::: Data shown :::

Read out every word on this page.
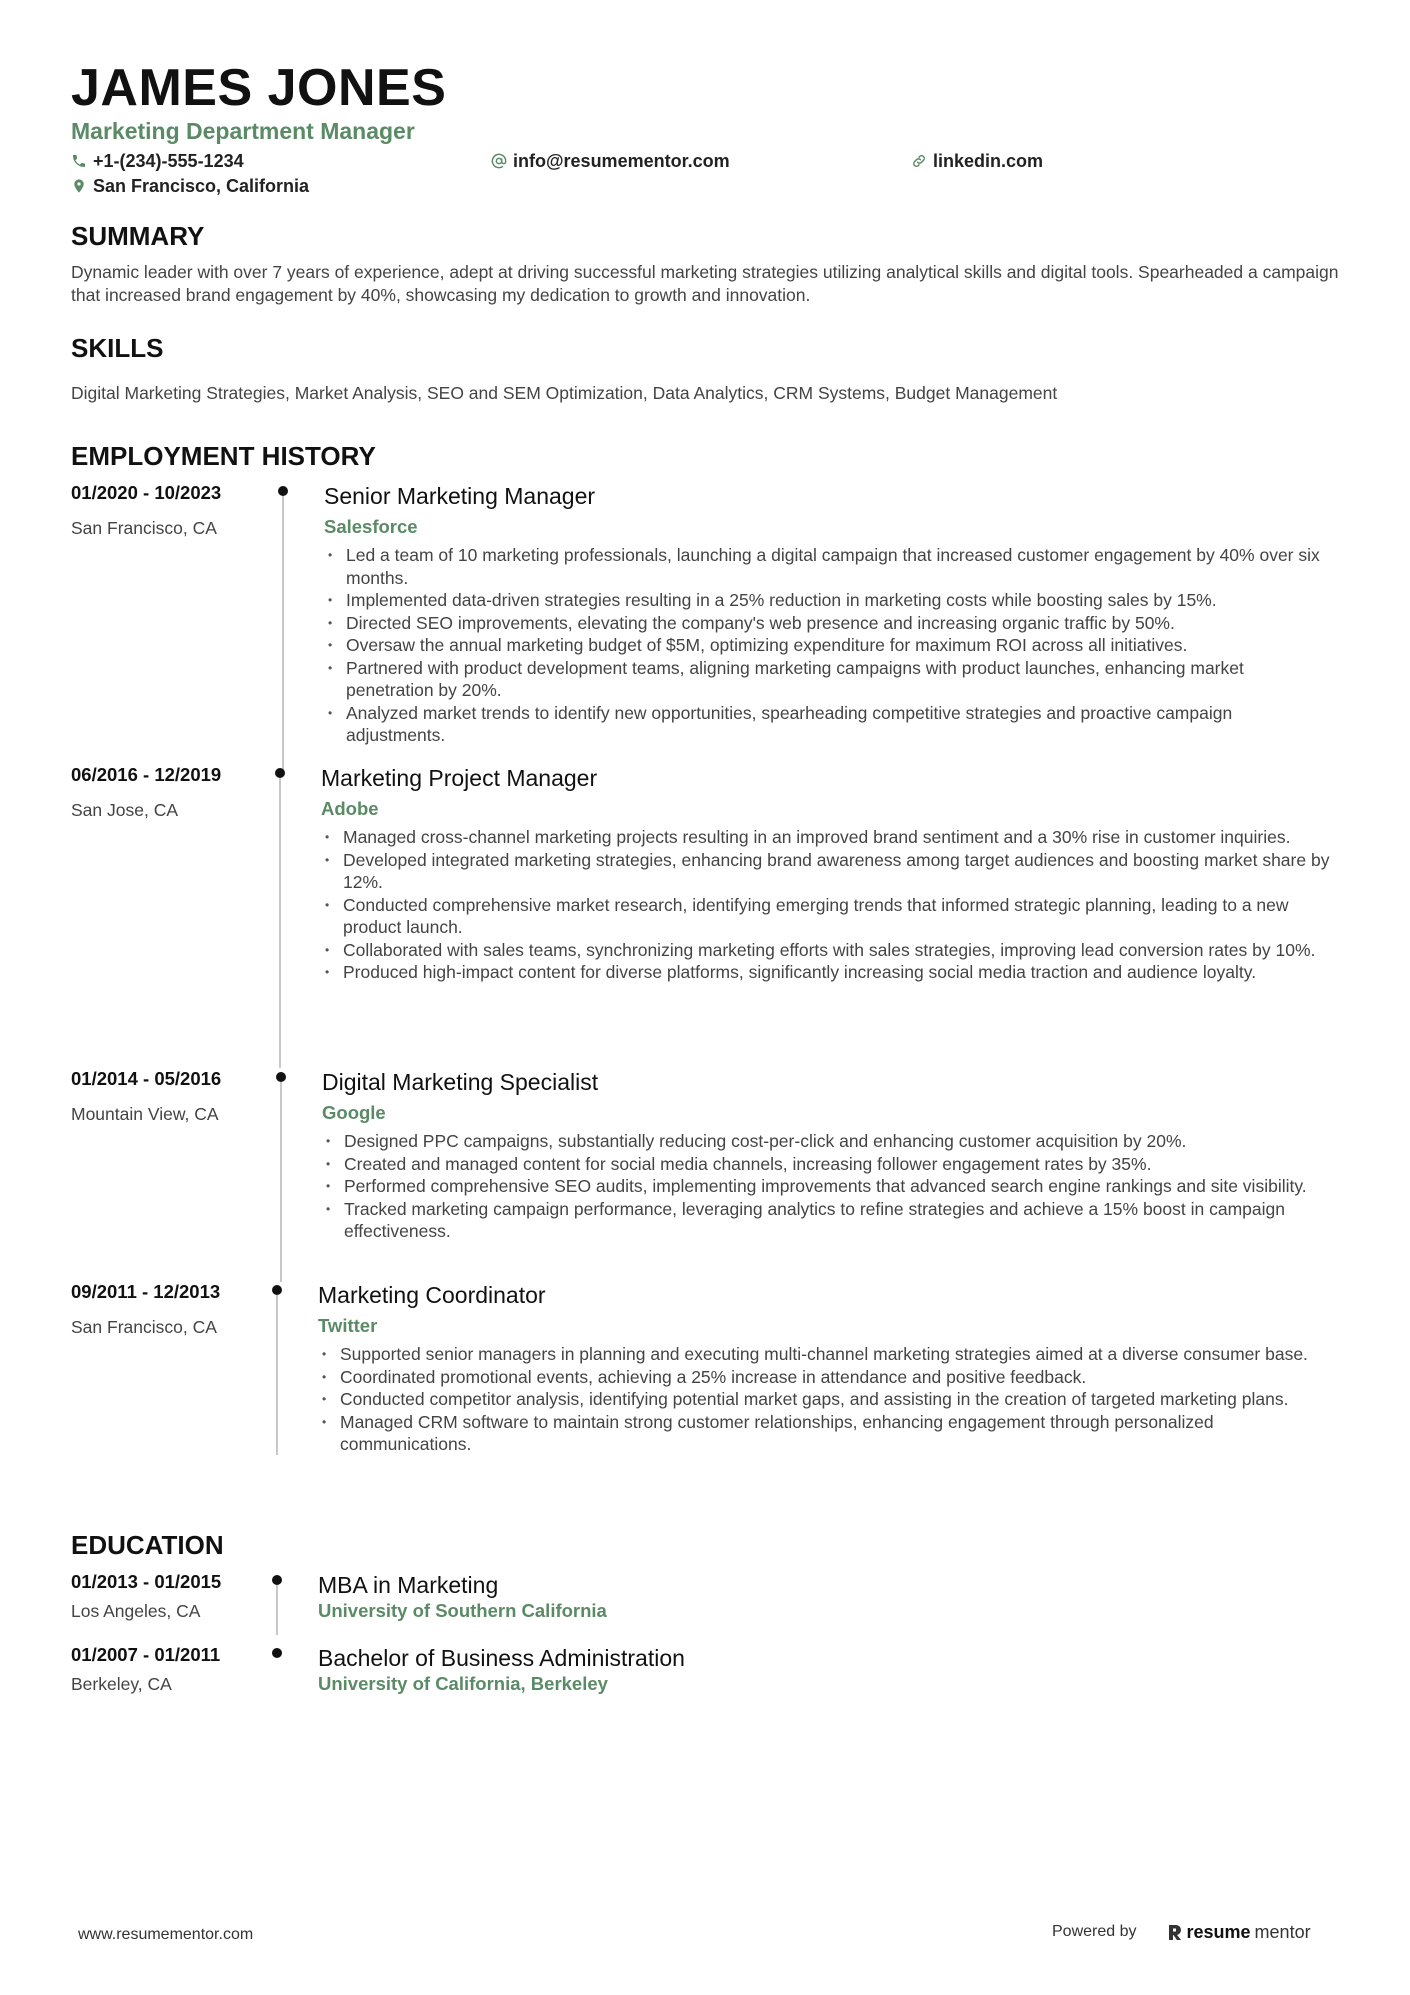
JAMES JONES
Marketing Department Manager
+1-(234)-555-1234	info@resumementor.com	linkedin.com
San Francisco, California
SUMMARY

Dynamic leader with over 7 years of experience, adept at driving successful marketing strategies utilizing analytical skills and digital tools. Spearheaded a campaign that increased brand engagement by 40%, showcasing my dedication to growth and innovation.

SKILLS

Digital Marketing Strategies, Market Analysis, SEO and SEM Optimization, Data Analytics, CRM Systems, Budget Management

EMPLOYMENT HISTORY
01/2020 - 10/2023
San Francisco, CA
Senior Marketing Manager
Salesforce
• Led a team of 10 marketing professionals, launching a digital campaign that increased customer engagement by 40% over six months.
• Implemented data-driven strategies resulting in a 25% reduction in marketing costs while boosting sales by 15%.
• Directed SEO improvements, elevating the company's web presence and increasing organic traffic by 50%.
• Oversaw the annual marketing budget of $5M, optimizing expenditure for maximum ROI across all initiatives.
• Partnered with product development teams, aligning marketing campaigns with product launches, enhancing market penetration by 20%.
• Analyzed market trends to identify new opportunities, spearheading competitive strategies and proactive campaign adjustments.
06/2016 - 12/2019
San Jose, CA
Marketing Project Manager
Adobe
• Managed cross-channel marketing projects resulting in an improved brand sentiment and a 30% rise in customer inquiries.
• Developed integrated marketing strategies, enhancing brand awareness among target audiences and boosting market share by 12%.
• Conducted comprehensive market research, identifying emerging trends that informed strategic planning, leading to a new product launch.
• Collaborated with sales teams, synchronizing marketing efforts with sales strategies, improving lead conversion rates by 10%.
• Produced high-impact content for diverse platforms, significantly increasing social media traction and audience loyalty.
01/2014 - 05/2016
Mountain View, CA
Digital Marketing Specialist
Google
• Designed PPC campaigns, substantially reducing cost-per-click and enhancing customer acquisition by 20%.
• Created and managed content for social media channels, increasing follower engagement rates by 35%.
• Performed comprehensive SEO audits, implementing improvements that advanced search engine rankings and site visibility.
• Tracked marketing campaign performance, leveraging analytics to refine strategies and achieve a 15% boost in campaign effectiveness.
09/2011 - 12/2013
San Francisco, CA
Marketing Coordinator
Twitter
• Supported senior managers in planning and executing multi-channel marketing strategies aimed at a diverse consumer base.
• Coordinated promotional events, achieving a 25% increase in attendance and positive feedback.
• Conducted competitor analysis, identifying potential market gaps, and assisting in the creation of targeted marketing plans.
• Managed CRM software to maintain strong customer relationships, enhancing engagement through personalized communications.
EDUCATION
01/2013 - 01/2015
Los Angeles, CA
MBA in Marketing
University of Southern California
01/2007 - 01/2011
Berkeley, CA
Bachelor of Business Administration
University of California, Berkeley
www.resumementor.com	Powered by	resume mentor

:::

__What is being asked__.
Identify lines with the string "enhancing". Copy each one.

__Exercise solution__.
• Partnered with product development teams, aligning marketing campaigns with product launches, enhancing market penetration by 20%.
• Developed integrated marketing strategies, enhancing brand awareness among target audiences and boosting market share by 12%.
• Designed PPC campaigns, substantially reducing cost-per-click and enhancing customer acquisition by 20%.
• Managed CRM software to maintain strong customer relationships, enhancing engagement through personalized communications.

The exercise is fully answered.